**** Working data ****
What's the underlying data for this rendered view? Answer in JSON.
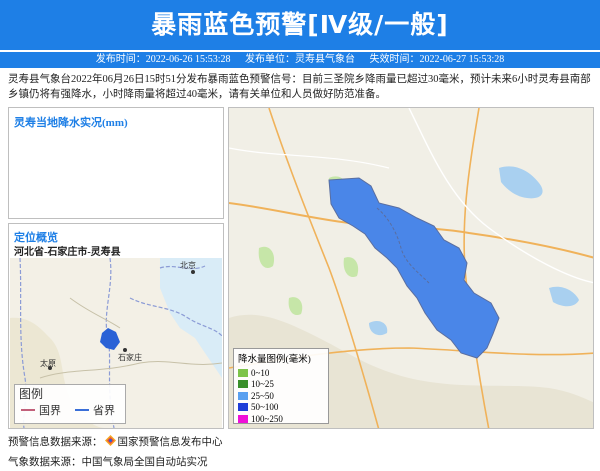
{
  "header": {
    "title": "暴雨蓝色预警[Ⅳ级/一般]"
  },
  "meta": {
    "issue_time_label": "发布时间：",
    "issue_time": "2022-06-26 15:53:28",
    "issuer_label": "发布单位：",
    "issuer": "灵寿县气象台",
    "expire_label": "失效时间：",
    "expire_time": "2022-06-27 15:53:28"
  },
  "description": "灵寿县气象台2022年06月26日15时51分发布暴雨蓝色预警信号：目前三圣院乡降雨量已超过30毫米，预计未来6小时灵寿县南部乡镇仍将有强降水，小时降雨量将超过40毫米，请有关单位和人员做好防范准备。",
  "rain_panel": {
    "title": "灵寿当地降水实况(mm)"
  },
  "location_panel": {
    "title": "定位概览",
    "path": "河北省-石家庄市-灵寿县",
    "labels": {
      "beijing": "北京",
      "shijiazhuang": "石家庄",
      "taiyuan": "太原"
    },
    "legend": {
      "title": "图例",
      "national": "国界",
      "provincial": "省界"
    }
  },
  "main_map": {
    "legend_title": "降水量图例(毫米)",
    "legend_items": [
      {
        "label": "0~10",
        "color": "#7dc44a"
      },
      {
        "label": "10~25",
        "color": "#3a8f2a"
      },
      {
        "label": "25~50",
        "color": "#5aa0f0"
      },
      {
        "label": "50~100",
        "color": "#1f3ed8"
      },
      {
        "label": "100~250",
        "color": "#f010d8"
      }
    ],
    "rain_color": "#4a86e8"
  },
  "footer": {
    "source_label": "预警信息数据来源：",
    "source": "国家预警信息发布中心",
    "weather_label": "气象数据来源：",
    "weather": "中国气象局全国自动站实况"
  }
}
****
What you will do
Can you restate all the records above word for word while dropping the pictures?

Full response
What's the underlying data for this rendered view? Answer in JSON.
{
  "header": {
    "title": "暴雨蓝色预警[Ⅳ级/一般]"
  },
  "meta": {
    "issue_time_label": "发布时间：",
    "issue_time": "2022-06-26 15:53:28",
    "issuer_label": "发布单位：",
    "issuer": "灵寿县气象台",
    "expire_label": "失效时间：",
    "expire_time": "2022-06-27 15:53:28"
  },
  "description": "灵寿县气象台2022年06月26日15时51分发布暴雨蓝色预警信号：目前三圣院乡降雨量已超过30毫米，预计未来6小时灵寿县南部乡镇仍将有强降水，小时降雨量将超过40毫米，请有关单位和人员做好防范准备。",
  "rain_panel": {
    "title": "灵寿当地降水实况(mm)"
  },
  "location_panel": {
    "title": "定位概览",
    "path": "河北省-石家庄市-灵寿县",
    "labels": {
      "beijing": "北京",
      "shijiazhuang": "石家庄",
      "taiyuan": "太原"
    },
    "legend": {
      "title": "图例",
      "national": "国界",
      "provincial": "省界"
    }
  },
  "main_map": {
    "legend_title": "降水量图例(毫米)",
    "legend_items": [
      {
        "label": "0~10",
        "color": "#7dc44a"
      },
      {
        "label": "10~25",
        "color": "#3a8f2a"
      },
      {
        "label": "25~50",
        "color": "#5aa0f0"
      },
      {
        "label": "50~100",
        "color": "#1f3ed8"
      },
      {
        "label": "100~250",
        "color": "#f010d8"
      }
    ],
    "rain_color": "#4a86e8"
  },
  "footer": {
    "source_label": "预警信息数据来源：",
    "source": "国家预警信息发布中心",
    "weather_label": "气象数据来源：",
    "weather": "中国气象局全国自动站实况"
  }
}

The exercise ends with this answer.